### SET PROBLEM
The entries are to be returned exactly, with images left out.

+---+

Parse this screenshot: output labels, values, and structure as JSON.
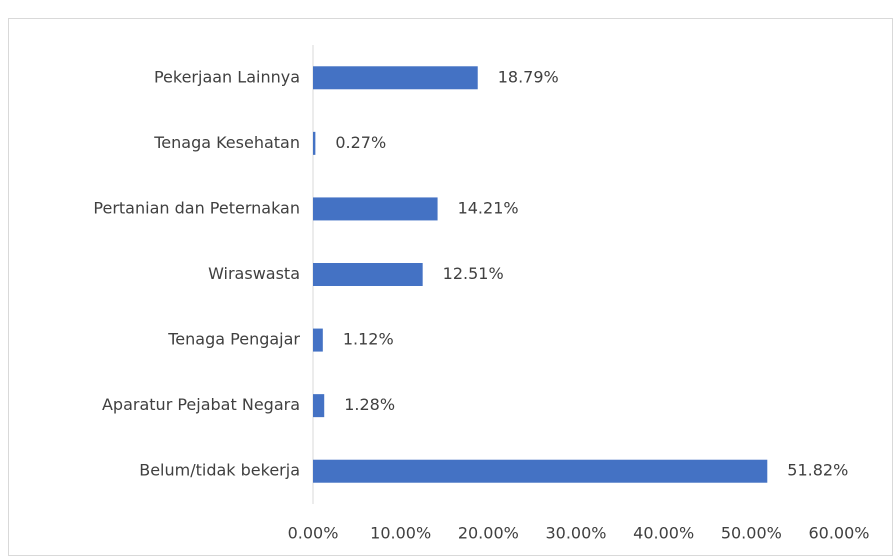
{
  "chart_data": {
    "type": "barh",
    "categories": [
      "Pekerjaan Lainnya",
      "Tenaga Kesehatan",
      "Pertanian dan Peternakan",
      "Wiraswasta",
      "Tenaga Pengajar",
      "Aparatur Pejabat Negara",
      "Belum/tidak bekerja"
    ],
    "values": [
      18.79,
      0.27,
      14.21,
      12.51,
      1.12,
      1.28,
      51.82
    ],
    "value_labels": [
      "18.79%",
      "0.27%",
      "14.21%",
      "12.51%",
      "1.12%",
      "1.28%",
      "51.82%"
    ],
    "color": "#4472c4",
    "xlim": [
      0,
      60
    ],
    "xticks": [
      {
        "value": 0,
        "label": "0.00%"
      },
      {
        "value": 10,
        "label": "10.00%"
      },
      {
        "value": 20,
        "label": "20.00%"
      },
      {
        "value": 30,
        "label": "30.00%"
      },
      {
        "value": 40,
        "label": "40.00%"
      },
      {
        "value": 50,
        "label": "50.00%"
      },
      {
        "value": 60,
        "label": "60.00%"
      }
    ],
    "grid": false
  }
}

+---+

### WORKED ANSWER
Parse this screenshot: output labels, values, and structure as JSON.
{
  "chart_data": {
    "type": "barh",
    "categories": [
      "Pekerjaan Lainnya",
      "Tenaga Kesehatan",
      "Pertanian dan Peternakan",
      "Wiraswasta",
      "Tenaga Pengajar",
      "Aparatur Pejabat Negara",
      "Belum/tidak bekerja"
    ],
    "values": [
      18.79,
      0.27,
      14.21,
      12.51,
      1.12,
      1.28,
      51.82
    ],
    "value_labels": [
      "18.79%",
      "0.27%",
      "14.21%",
      "12.51%",
      "1.12%",
      "1.28%",
      "51.82%"
    ],
    "color": "#4472c4",
    "xlim": [
      0,
      60
    ],
    "xticks": [
      {
        "value": 0,
        "label": "0.00%"
      },
      {
        "value": 10,
        "label": "10.00%"
      },
      {
        "value": 20,
        "label": "20.00%"
      },
      {
        "value": 30,
        "label": "30.00%"
      },
      {
        "value": 40,
        "label": "40.00%"
      },
      {
        "value": 50,
        "label": "50.00%"
      },
      {
        "value": 60,
        "label": "60.00%"
      }
    ],
    "grid": false
  }
}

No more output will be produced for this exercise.